++++ Exercise material
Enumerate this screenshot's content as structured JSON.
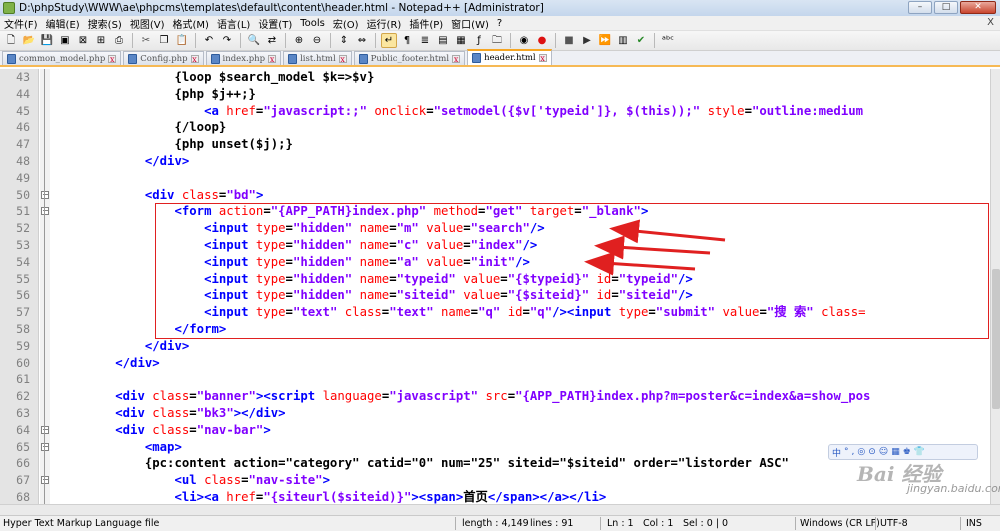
{
  "window": {
    "title": "D:\\phpStudy\\WWW\\ae\\phpcms\\templates\\default\\content\\header.html - Notepad++ [Administrator]",
    "minimize": "–",
    "maximize": "□",
    "close": "✕"
  },
  "menu": [
    "文件(F)",
    "编辑(E)",
    "搜索(S)",
    "视图(V)",
    "格式(M)",
    "语言(L)",
    "设置(T)",
    "Tools",
    "宏(O)",
    "运行(R)",
    "插件(P)",
    "窗口(W)",
    "?"
  ],
  "menu_close": "X",
  "tabs": [
    {
      "label": "common_model.php"
    },
    {
      "label": "Config.php"
    },
    {
      "label": "index.php"
    },
    {
      "label": "list.html"
    },
    {
      "label": "Public_footer.html"
    },
    {
      "label": "header.html",
      "active": true
    }
  ],
  "editor": {
    "lines": [
      {
        "n": "43",
        "tokens": [
          [
            "d",
            "                {loop $search_model $k=>$v}"
          ]
        ]
      },
      {
        "n": "44",
        "tokens": [
          [
            "d",
            "                {php $j++;}"
          ]
        ]
      },
      {
        "n": "45",
        "tokens": [
          [
            "d",
            "                    "
          ],
          [
            "tag",
            "<a "
          ],
          [
            "attr",
            "href"
          ],
          [
            "d",
            "="
          ],
          [
            "val",
            "\"javascript:;\""
          ],
          [
            "d",
            " "
          ],
          [
            "attr",
            "onclick"
          ],
          [
            "d",
            "="
          ],
          [
            "val",
            "\"setmodel({$v['typeid']}, $(this));\""
          ],
          [
            "d",
            " "
          ],
          [
            "attr",
            "style"
          ],
          [
            "d",
            "="
          ],
          [
            "val",
            "\"outline:medium"
          ]
        ]
      },
      {
        "n": "46",
        "tokens": [
          [
            "d",
            "                {/loop}"
          ]
        ]
      },
      {
        "n": "47",
        "tokens": [
          [
            "d",
            "                {php unset($j);}"
          ]
        ]
      },
      {
        "n": "48",
        "tokens": [
          [
            "d",
            "            "
          ],
          [
            "tag",
            "</div>"
          ]
        ]
      },
      {
        "n": "49",
        "tokens": [
          [
            "d",
            ""
          ]
        ]
      },
      {
        "n": "50",
        "tokens": [
          [
            "d",
            "            "
          ],
          [
            "tag",
            "<div "
          ],
          [
            "attr",
            "class"
          ],
          [
            "d",
            "="
          ],
          [
            "val",
            "\"bd\""
          ],
          [
            "tag",
            ">"
          ]
        ]
      },
      {
        "n": "51",
        "tokens": [
          [
            "d",
            "                "
          ],
          [
            "tag",
            "<form "
          ],
          [
            "attr",
            "action"
          ],
          [
            "d",
            "="
          ],
          [
            "val",
            "\"{APP_PATH}index.php\""
          ],
          [
            "d",
            " "
          ],
          [
            "attr",
            "method"
          ],
          [
            "d",
            "="
          ],
          [
            "val",
            "\"get\""
          ],
          [
            "d",
            " "
          ],
          [
            "attr",
            "target"
          ],
          [
            "d",
            "="
          ],
          [
            "val",
            "\"_blank\""
          ],
          [
            "tag",
            ">"
          ]
        ]
      },
      {
        "n": "52",
        "tokens": [
          [
            "d",
            "                    "
          ],
          [
            "tag",
            "<input "
          ],
          [
            "attr",
            "type"
          ],
          [
            "d",
            "="
          ],
          [
            "val",
            "\"hidden\""
          ],
          [
            "d",
            " "
          ],
          [
            "attr",
            "name"
          ],
          [
            "d",
            "="
          ],
          [
            "val",
            "\"m\""
          ],
          [
            "d",
            " "
          ],
          [
            "attr",
            "value"
          ],
          [
            "d",
            "="
          ],
          [
            "val",
            "\"search\""
          ],
          [
            "tag",
            "/>"
          ]
        ]
      },
      {
        "n": "53",
        "tokens": [
          [
            "d",
            "                    "
          ],
          [
            "tag",
            "<input "
          ],
          [
            "attr",
            "type"
          ],
          [
            "d",
            "="
          ],
          [
            "val",
            "\"hidden\""
          ],
          [
            "d",
            " "
          ],
          [
            "attr",
            "name"
          ],
          [
            "d",
            "="
          ],
          [
            "val",
            "\"c\""
          ],
          [
            "d",
            " "
          ],
          [
            "attr",
            "value"
          ],
          [
            "d",
            "="
          ],
          [
            "val",
            "\"index\""
          ],
          [
            "tag",
            "/>"
          ]
        ]
      },
      {
        "n": "54",
        "tokens": [
          [
            "d",
            "                    "
          ],
          [
            "tag",
            "<input "
          ],
          [
            "attr",
            "type"
          ],
          [
            "d",
            "="
          ],
          [
            "val",
            "\"hidden\""
          ],
          [
            "d",
            " "
          ],
          [
            "attr",
            "name"
          ],
          [
            "d",
            "="
          ],
          [
            "val",
            "\"a\""
          ],
          [
            "d",
            " "
          ],
          [
            "attr",
            "value"
          ],
          [
            "d",
            "="
          ],
          [
            "val",
            "\"init\""
          ],
          [
            "tag",
            "/>"
          ]
        ]
      },
      {
        "n": "55",
        "tokens": [
          [
            "d",
            "                    "
          ],
          [
            "tag",
            "<input "
          ],
          [
            "attr",
            "type"
          ],
          [
            "d",
            "="
          ],
          [
            "val",
            "\"hidden\""
          ],
          [
            "d",
            " "
          ],
          [
            "attr",
            "name"
          ],
          [
            "d",
            "="
          ],
          [
            "val",
            "\"typeid\""
          ],
          [
            "d",
            " "
          ],
          [
            "attr",
            "value"
          ],
          [
            "d",
            "="
          ],
          [
            "val",
            "\"{$typeid}\""
          ],
          [
            "d",
            " "
          ],
          [
            "attr",
            "id"
          ],
          [
            "d",
            "="
          ],
          [
            "val",
            "\"typeid\""
          ],
          [
            "tag",
            "/>"
          ]
        ]
      },
      {
        "n": "56",
        "tokens": [
          [
            "d",
            "                    "
          ],
          [
            "tag",
            "<input "
          ],
          [
            "attr",
            "type"
          ],
          [
            "d",
            "="
          ],
          [
            "val",
            "\"hidden\""
          ],
          [
            "d",
            " "
          ],
          [
            "attr",
            "name"
          ],
          [
            "d",
            "="
          ],
          [
            "val",
            "\"siteid\""
          ],
          [
            "d",
            " "
          ],
          [
            "attr",
            "value"
          ],
          [
            "d",
            "="
          ],
          [
            "val",
            "\"{$siteid}\""
          ],
          [
            "d",
            " "
          ],
          [
            "attr",
            "id"
          ],
          [
            "d",
            "="
          ],
          [
            "val",
            "\"siteid\""
          ],
          [
            "tag",
            "/>"
          ]
        ]
      },
      {
        "n": "57",
        "tokens": [
          [
            "d",
            "                    "
          ],
          [
            "tag",
            "<input "
          ],
          [
            "attr",
            "type"
          ],
          [
            "d",
            "="
          ],
          [
            "val",
            "\"text\""
          ],
          [
            "d",
            " "
          ],
          [
            "attr",
            "class"
          ],
          [
            "d",
            "="
          ],
          [
            "val",
            "\"text\""
          ],
          [
            "d",
            " "
          ],
          [
            "attr",
            "name"
          ],
          [
            "d",
            "="
          ],
          [
            "val",
            "\"q\""
          ],
          [
            "d",
            " "
          ],
          [
            "attr",
            "id"
          ],
          [
            "d",
            "="
          ],
          [
            "val",
            "\"q\""
          ],
          [
            "tag",
            "/><input "
          ],
          [
            "attr",
            "type"
          ],
          [
            "d",
            "="
          ],
          [
            "val",
            "\"submit\""
          ],
          [
            "d",
            " "
          ],
          [
            "attr",
            "value"
          ],
          [
            "d",
            "="
          ],
          [
            "val",
            "\"搜 索\""
          ],
          [
            "d",
            " "
          ],
          [
            "attr",
            "class="
          ]
        ]
      },
      {
        "n": "58",
        "tokens": [
          [
            "d",
            "                "
          ],
          [
            "tag",
            "</form>"
          ]
        ]
      },
      {
        "n": "59",
        "tokens": [
          [
            "d",
            "            "
          ],
          [
            "tag",
            "</div>"
          ]
        ]
      },
      {
        "n": "60",
        "tokens": [
          [
            "d",
            "        "
          ],
          [
            "tag",
            "</div>"
          ]
        ]
      },
      {
        "n": "61",
        "tokens": [
          [
            "d",
            ""
          ]
        ]
      },
      {
        "n": "62",
        "tokens": [
          [
            "d",
            "        "
          ],
          [
            "tag",
            "<div "
          ],
          [
            "attr",
            "class"
          ],
          [
            "d",
            "="
          ],
          [
            "val",
            "\"banner\""
          ],
          [
            "tag",
            "><script "
          ],
          [
            "attr",
            "language"
          ],
          [
            "d",
            "="
          ],
          [
            "val",
            "\"javascript\""
          ],
          [
            "d",
            " "
          ],
          [
            "attr",
            "src"
          ],
          [
            "d",
            "="
          ],
          [
            "val",
            "\"{APP_PATH}index.php?m=poster&c=index&a=show_pos"
          ]
        ]
      },
      {
        "n": "63",
        "tokens": [
          [
            "d",
            "        "
          ],
          [
            "tag",
            "<div "
          ],
          [
            "attr",
            "class"
          ],
          [
            "d",
            "="
          ],
          [
            "val",
            "\"bk3\""
          ],
          [
            "tag",
            "></div>"
          ]
        ]
      },
      {
        "n": "64",
        "tokens": [
          [
            "d",
            "        "
          ],
          [
            "tag",
            "<div "
          ],
          [
            "attr",
            "class"
          ],
          [
            "d",
            "="
          ],
          [
            "val",
            "\"nav-bar\""
          ],
          [
            "tag",
            ">"
          ]
        ]
      },
      {
        "n": "65",
        "tokens": [
          [
            "d",
            "            "
          ],
          [
            "tag",
            "<map>"
          ]
        ]
      },
      {
        "n": "66",
        "tokens": [
          [
            "d",
            "            {pc:content action=\"category\" catid=\"0\" num=\"25\" siteid=\"$siteid\" order=\"listorder ASC\""
          ]
        ]
      },
      {
        "n": "67",
        "tokens": [
          [
            "d",
            "                "
          ],
          [
            "tag",
            "<ul "
          ],
          [
            "attr",
            "class"
          ],
          [
            "d",
            "="
          ],
          [
            "val",
            "\"nav-site\""
          ],
          [
            "tag",
            ">"
          ]
        ]
      },
      {
        "n": "68",
        "tokens": [
          [
            "d",
            "                "
          ],
          [
            "tag",
            "<li><a "
          ],
          [
            "attr",
            "href"
          ],
          [
            "d",
            "="
          ],
          [
            "val",
            "\"{siteurl($siteid)}\""
          ],
          [
            "tag",
            "><span>"
          ],
          [
            "d",
            "首页"
          ],
          [
            "tag",
            "</span></a></li>"
          ]
        ]
      }
    ]
  },
  "watermark": {
    "logo": "Bai 经验",
    "url": "jingyan.baidu.com",
    "toolbar": [
      "中",
      "°",
      ",",
      "◎",
      "⊙",
      "☺",
      "▦",
      "♚",
      "👕"
    ]
  },
  "status": {
    "filetype": "Hyper Text Markup Language file",
    "length": "length : 4,149",
    "lines": "lines : 91",
    "ln": "Ln : 1",
    "col": "Col : 1",
    "sel": "Sel : 0 | 0",
    "eol": "Windows (CR LF)",
    "encoding": "UTF-8",
    "mode": "INS"
  },
  "colors": {
    "tag": "#0000ff",
    "attr": "#ff0000",
    "value": "#8000ff",
    "highlight_box": "#e02020",
    "arrow": "#e02020",
    "active_tab_accent": "#f6a623"
  },
  "toolbar_icons": [
    "new-file-icon",
    "open-file-icon",
    "save-icon",
    "save-all-icon",
    "close-icon",
    "close-all-icon",
    "print-icon",
    "cut-icon",
    "copy-icon",
    "paste-icon",
    "undo-icon",
    "redo-icon",
    "find-icon",
    "replace-icon",
    "zoom-in-icon",
    "zoom-out-icon",
    "sync-v-icon",
    "sync-h-icon",
    "word-wrap-icon",
    "show-all-chars-icon",
    "indent-guide-icon",
    "user-lang-icon",
    "doc-map-icon",
    "function-list-icon",
    "folder-workspace-icon",
    "monitor-icon",
    "record-macro-icon",
    "stop-record-icon",
    "play-macro-icon",
    "run-macro-multiple-icon",
    "save-macro-icon",
    "spellcheck-icon",
    "abc-icon"
  ]
}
++++++++
Find every line above that contains the word "html", and return each one.

Answer for the task>
    "title": "D:\\phpStudy\\WWW\\ae\\phpcms\\templates\\default\\content\\header.html - Notepad++ [Administrator]",
      "label": "list.html"
      "label": "Public_footer.html"
      "label": "header.html",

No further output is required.